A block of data
-- Begin --

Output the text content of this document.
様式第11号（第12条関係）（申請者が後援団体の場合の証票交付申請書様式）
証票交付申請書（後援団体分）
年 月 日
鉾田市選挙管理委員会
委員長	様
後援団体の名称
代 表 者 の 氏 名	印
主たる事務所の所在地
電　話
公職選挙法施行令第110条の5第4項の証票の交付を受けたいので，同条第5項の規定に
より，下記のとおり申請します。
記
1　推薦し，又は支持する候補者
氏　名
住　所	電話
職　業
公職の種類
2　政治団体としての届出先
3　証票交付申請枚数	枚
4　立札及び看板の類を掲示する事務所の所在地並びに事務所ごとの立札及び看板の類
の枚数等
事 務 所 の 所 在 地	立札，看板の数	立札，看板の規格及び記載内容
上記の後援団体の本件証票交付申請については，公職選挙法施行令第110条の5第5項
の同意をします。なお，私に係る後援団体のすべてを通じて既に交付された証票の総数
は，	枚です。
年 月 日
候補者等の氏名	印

-- End --

§ **TASK DESCRIPTION**
Please restate the records in full, word for word.

§ **COMPLETE ANSWER**
Output the text content of this document.
様式第11号（第12条関係）（申請者が後援団体の場合の証票交付申請書様式）
証票交付申請書（後援団体分）
年 月 日
鉾田市選挙管理委員会
委員長	様
後援団体の名称
代 表 者 の 氏 名	印
主たる事務所の所在地
電　話
公職選挙法施行令第110条の5第4項の証票の交付を受けたいので，同条第5項の規定に
より，下記のとおり申請します。
記
1　推薦し，又は支持する候補者
氏　名
住　所	電話
職　業
公職の種類
2　政治団体としての届出先
3　証票交付申請枚数	枚
4　立札及び看板の類を掲示する事務所の所在地並びに事務所ごとの立札及び看板の類
の枚数等
事 務 所 の 所 在 地	立札，看板の数	立札，看板の規格及び記載内容
上記の後援団体の本件証票交付申請については，公職選挙法施行令第110条の5第5項
の同意をします。なお，私に係る後援団体のすべてを通じて既に交付された証票の総数
は，	枚です。
年 月 日
候補者等の氏名	印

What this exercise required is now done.